PROVIDED RECORDS start
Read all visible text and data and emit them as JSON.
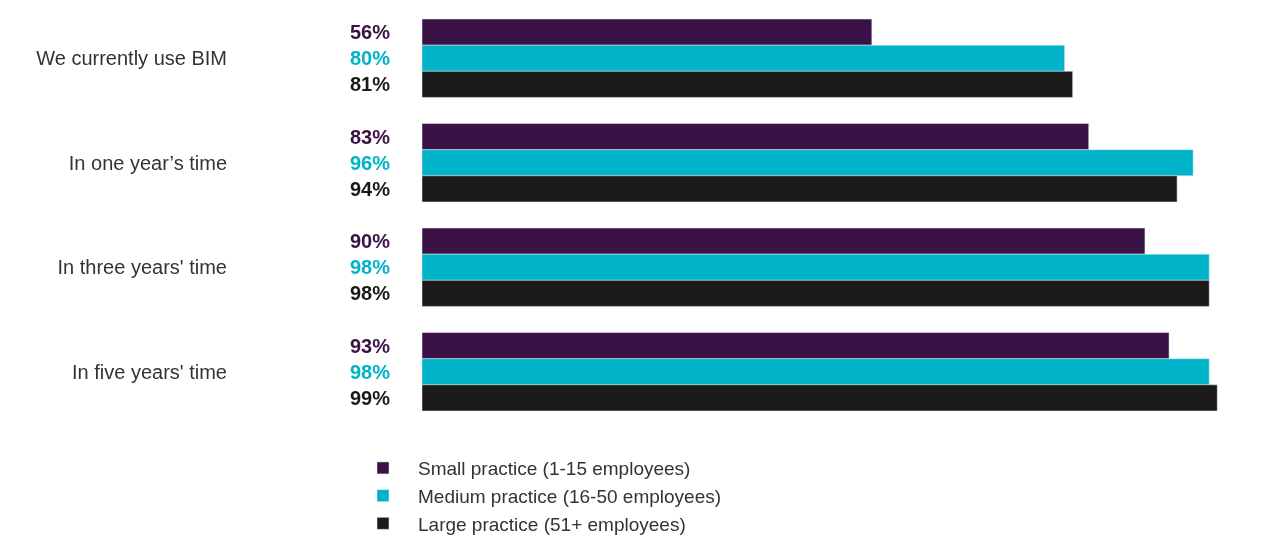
{
  "chart_data": {
    "type": "bar",
    "orientation": "horizontal",
    "categories": [
      "We currently use BIM",
      "In one year’s time",
      "In three years' time",
      "In five years' time"
    ],
    "series": [
      {
        "name": "Small practice (1-15 employees)",
        "color": "#3b1245",
        "values": [
          56,
          83,
          90,
          93
        ],
        "value_labels": [
          "56%",
          "83%",
          "90%",
          "93%"
        ]
      },
      {
        "name": "Medium practice (16-50 employees)",
        "color": "#00b3c8",
        "values": [
          80,
          96,
          98,
          98
        ],
        "value_labels": [
          "80%",
          "96%",
          "98%",
          "98%"
        ]
      },
      {
        "name": "Large practice (51+ employees)",
        "color": "#1a1a1a",
        "values": [
          81,
          94,
          98,
          99
        ],
        "value_labels": [
          "81%",
          "94%",
          "98%",
          "99%"
        ]
      }
    ],
    "tick_labels": "y",
    "legend": "bottom"
  }
}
PROVIDED RECORDS end
# EXERCISE
Select every line of the material above holding the word "practice" and copy it.

# EXERCISE RESPONSE
        "name": "Small practice (1-15 employees)",
        "name": "Medium practice (16-50 employees)",
        "name": "Large practice (51+ employees)",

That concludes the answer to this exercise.